### EXERCISE DETAILS
Write out the data below in full. Keep it exact.
++++ STORED DATA ++++
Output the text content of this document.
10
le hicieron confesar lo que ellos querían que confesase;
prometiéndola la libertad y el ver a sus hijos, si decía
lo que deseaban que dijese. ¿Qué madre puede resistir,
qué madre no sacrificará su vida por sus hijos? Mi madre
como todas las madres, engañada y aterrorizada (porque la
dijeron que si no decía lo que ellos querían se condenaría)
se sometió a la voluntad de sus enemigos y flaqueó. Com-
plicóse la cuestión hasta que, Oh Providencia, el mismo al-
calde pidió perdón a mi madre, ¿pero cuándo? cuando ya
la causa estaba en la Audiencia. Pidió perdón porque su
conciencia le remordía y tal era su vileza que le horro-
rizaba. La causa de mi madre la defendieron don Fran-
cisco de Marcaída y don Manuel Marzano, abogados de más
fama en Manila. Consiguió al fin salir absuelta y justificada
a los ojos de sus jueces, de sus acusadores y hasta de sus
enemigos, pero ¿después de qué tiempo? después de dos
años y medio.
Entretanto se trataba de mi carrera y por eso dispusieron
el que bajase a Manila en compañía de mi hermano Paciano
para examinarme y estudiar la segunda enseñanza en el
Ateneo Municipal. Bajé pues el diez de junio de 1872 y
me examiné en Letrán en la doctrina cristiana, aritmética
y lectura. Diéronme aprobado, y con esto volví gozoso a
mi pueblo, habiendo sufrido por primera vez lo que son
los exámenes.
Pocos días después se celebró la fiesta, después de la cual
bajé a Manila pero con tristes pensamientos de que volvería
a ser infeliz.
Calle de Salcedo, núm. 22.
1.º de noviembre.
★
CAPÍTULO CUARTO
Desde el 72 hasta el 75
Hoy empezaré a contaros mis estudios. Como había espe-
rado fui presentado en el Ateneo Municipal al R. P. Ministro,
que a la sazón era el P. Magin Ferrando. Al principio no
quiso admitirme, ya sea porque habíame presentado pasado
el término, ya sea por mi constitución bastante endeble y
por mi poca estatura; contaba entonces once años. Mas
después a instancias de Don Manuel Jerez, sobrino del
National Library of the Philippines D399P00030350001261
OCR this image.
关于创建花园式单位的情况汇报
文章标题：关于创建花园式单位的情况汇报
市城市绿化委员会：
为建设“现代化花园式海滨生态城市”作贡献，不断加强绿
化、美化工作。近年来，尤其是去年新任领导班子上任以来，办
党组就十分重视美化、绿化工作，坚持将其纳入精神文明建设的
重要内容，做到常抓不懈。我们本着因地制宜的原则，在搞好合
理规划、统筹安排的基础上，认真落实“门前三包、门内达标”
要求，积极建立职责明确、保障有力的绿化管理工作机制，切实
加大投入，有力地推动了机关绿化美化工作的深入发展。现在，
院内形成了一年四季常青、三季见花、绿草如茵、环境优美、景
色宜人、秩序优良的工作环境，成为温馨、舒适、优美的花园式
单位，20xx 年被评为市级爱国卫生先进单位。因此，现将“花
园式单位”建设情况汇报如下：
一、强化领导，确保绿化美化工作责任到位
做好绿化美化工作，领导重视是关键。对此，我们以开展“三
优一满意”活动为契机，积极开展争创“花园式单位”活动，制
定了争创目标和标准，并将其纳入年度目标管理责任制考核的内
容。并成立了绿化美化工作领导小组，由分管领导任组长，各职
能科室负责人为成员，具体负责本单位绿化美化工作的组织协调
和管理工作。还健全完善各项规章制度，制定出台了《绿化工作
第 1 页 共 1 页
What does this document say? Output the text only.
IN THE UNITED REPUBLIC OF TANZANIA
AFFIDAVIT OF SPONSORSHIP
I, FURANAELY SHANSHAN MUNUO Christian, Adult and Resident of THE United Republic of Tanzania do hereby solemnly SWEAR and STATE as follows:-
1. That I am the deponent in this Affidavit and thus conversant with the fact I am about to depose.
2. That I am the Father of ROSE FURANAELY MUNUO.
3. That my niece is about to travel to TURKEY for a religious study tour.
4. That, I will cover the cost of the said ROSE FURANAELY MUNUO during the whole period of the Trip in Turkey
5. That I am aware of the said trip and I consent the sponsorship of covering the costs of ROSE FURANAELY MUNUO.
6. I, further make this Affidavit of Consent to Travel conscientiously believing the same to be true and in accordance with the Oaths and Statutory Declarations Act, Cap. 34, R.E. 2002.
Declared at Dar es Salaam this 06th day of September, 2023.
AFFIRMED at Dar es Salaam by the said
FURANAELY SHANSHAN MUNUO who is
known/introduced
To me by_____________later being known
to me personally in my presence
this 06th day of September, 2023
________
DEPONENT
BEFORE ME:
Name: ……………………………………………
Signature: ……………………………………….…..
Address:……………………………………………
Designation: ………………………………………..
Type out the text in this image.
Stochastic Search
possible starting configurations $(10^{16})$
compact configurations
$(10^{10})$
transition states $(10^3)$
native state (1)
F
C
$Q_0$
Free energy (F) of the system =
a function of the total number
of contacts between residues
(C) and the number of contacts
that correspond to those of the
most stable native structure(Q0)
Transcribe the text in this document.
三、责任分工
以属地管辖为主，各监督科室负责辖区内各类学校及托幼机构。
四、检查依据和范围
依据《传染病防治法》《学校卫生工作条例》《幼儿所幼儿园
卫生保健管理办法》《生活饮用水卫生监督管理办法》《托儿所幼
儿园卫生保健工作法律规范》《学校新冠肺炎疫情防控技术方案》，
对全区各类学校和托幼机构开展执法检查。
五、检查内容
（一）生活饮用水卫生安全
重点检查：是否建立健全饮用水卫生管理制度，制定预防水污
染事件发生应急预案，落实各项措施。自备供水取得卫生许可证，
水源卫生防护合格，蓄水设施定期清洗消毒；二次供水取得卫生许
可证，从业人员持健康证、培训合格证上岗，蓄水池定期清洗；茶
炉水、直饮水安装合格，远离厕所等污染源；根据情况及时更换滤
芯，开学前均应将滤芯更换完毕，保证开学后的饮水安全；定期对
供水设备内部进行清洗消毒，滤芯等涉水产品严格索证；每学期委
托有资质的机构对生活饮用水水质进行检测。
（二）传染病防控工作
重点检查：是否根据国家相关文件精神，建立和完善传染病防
++++
### RESULT BELOW
Output the text content of this document.
10
le hicieron confesar lo que ellos querían que confesase;
prometiéndola la libertad y el ver a sus hijos, si decía
lo que deseaban que dijese. ¿Qué madre puede resistir,
qué madre no sacrificará su vida por sus hijos? Mi madre
como todas las madres, engañada y aterrorizada (porque la
dijeron que si no decía lo que ellos querían se condenaría)
se sometió a la voluntad de sus enemigos y flaqueó. Com-
plicóse la cuestión hasta que, Oh Providencia, el mismo al-
calde pidió perdón a mi madre, ¿pero cuándo? cuando ya
la causa estaba en la Audiencia. Pidió perdón porque su
conciencia le remordía y tal era su vileza que le horro-
rizaba. La causa de mi madre la defendieron don Fran-
cisco de Marcaída y don Manuel Marzano, abogados de más
fama en Manila. Consiguió al fin salir absuelta y justificada
a los ojos de sus jueces, de sus acusadores y hasta de sus
enemigos, pero ¿después de qué tiempo? después de dos
años y medio.
Entretanto se trataba de mi carrera y por eso dispusieron
el que bajase a Manila en compañía de mi hermano Paciano
para examinarme y estudiar la segunda enseñanza en el
Ateneo Municipal. Bajé pues el diez de junio de 1872 y
me examiné en Letrán en la doctrina cristiana, aritmética
y lectura. Diéronme aprobado, y con esto volví gozoso a
mi pueblo, habiendo sufrido por primera vez lo que son
los exámenes.
Pocos días después se celebró la fiesta, después de la cual
bajé a Manila pero con tristes pensamientos de que volvería
a ser infeliz.
Calle de Salcedo, núm. 22.
1.º de noviembre.
★
CAPÍTULO CUARTO
Desde el 72 hasta el 75
Hoy empezaré a contaros mis estudios. Como había espe-
rado fui presentado en el Ateneo Municipal al R. P. Ministro,
que a la sazón era el P. Magin Ferrando. Al principio no
quiso admitirme, ya sea porque habíame presentado pasado
el término, ya sea por mi constitución bastante endeble y
por mi poca estatura; contaba entonces once años. Mas
después a instancias de Don Manuel Jerez, sobrino del
National Library of the Philippines D399P00030350001261
OCR this image.
关于创建花园式单位的情况汇报
文章标题：关于创建花园式单位的情况汇报
市城市绿化委员会：
为建设“现代化花园式海滨生态城市”作贡献，不断加强绿
化、美化工作。近年来，尤其是去年新任领导班子上任以来，办
党组就十分重视美化、绿化工作，坚持将其纳入精神文明建设的
重要内容，做到常抓不懈。我们本着因地制宜的原则，在搞好合
理规划、统筹安排的基础上，认真落实“门前三包、门内达标”
要求，积极建立职责明确、保障有力的绿化管理工作机制，切实
加大投入，有力地推动了机关绿化美化工作的深入发展。现在，
院内形成了一年四季常青、三季见花、绿草如茵、环境优美、景
色宜人、秩序优良的工作环境，成为温馨、舒适、优美的花园式
单位，20xx 年被评为市级爱国卫生先进单位。因此，现将“花
园式单位”建设情况汇报如下：
一、强化领导，确保绿化美化工作责任到位
做好绿化美化工作，领导重视是关键。对此，我们以开展“三
优一满意”活动为契机，积极开展争创“花园式单位”活动，制
定了争创目标和标准，并将其纳入年度目标管理责任制考核的内
容。并成立了绿化美化工作领导小组，由分管领导任组长，各职
能科室负责人为成员，具体负责本单位绿化美化工作的组织协调
和管理工作。还健全完善各项规章制度，制定出台了《绿化工作
第 1 页 共 1 页
What does this document say? Output the text only.
IN THE UNITED REPUBLIC OF TANZANIA
AFFIDAVIT OF SPONSORSHIP
I, FURANAELY SHANSHAN MUNUO Christian, Adult and Resident of THE United Republic of Tanzania do hereby solemnly SWEAR and STATE as follows:-
1. That I am the deponent in this Affidavit and thus conversant with the fact I am about to depose.
2. That I am the Father of ROSE FURANAELY MUNUO.
3. That my niece is about to travel to TURKEY for a religious study tour.
4. That, I will cover the cost of the said ROSE FURANAELY MUNUO during the whole period of the Trip in Turkey
5. That I am aware of the said trip and I consent the sponsorship of covering the costs of ROSE FURANAELY MUNUO.
6. I, further make this Affidavit of Consent to Travel conscientiously believing the same to be true and in accordance with the Oaths and Statutory Declarations Act, Cap. 34, R.E. 2002.
Declared at Dar es Salaam this 06th day of September, 2023.
AFFIRMED at Dar es Salaam by the said
FURANAELY SHANSHAN MUNUO who is
known/introduced
To me by_____________later being known
to me personally in my presence
this 06th day of September, 2023
________
DEPONENT
BEFORE ME:
Name: ……………………………………………
Signature: ……………………………………….…..
Address:……………………………………………
Designation: ………………………………………..
Type out the text in this image.
Stochastic Search
possible starting configurations $(10^{16})$
compact configurations
$(10^{10})$
transition states $(10^3)$
native state (1)
F
C
$Q_0$
Free energy (F) of the system =
a function of the total number
of contacts between residues
(C) and the number of contacts
that correspond to those of the
most stable native structure(Q0)
Transcribe the text in this document.
三、责任分工
以属地管辖为主，各监督科室负责辖区内各类学校及托幼机构。
四、检查依据和范围
依据《传染病防治法》《学校卫生工作条例》《幼儿所幼儿园
卫生保健管理办法》《生活饮用水卫生监督管理办法》《托儿所幼
儿园卫生保健工作法律规范》《学校新冠肺炎疫情防控技术方案》，
对全区各类学校和托幼机构开展执法检查。
五、检查内容
（一）生活饮用水卫生安全
重点检查：是否建立健全饮用水卫生管理制度，制定预防水污
染事件发生应急预案，落实各项措施。自备供水取得卫生许可证，
水源卫生防护合格，蓄水设施定期清洗消毒；二次供水取得卫生许
可证，从业人员持健康证、培训合格证上岗，蓄水池定期清洗；茶
炉水、直饮水安装合格，远离厕所等污染源；根据情况及时更换滤
芯，开学前均应将滤芯更换完毕，保证开学后的饮水安全；定期对
供水设备内部进行清洗消毒，滤芯等涉水产品严格索证；每学期委
托有资质的机构对生活饮用水水质进行检测。
（二）传染病防控工作
重点检查：是否根据国家相关文件精神，建立和完善传染病防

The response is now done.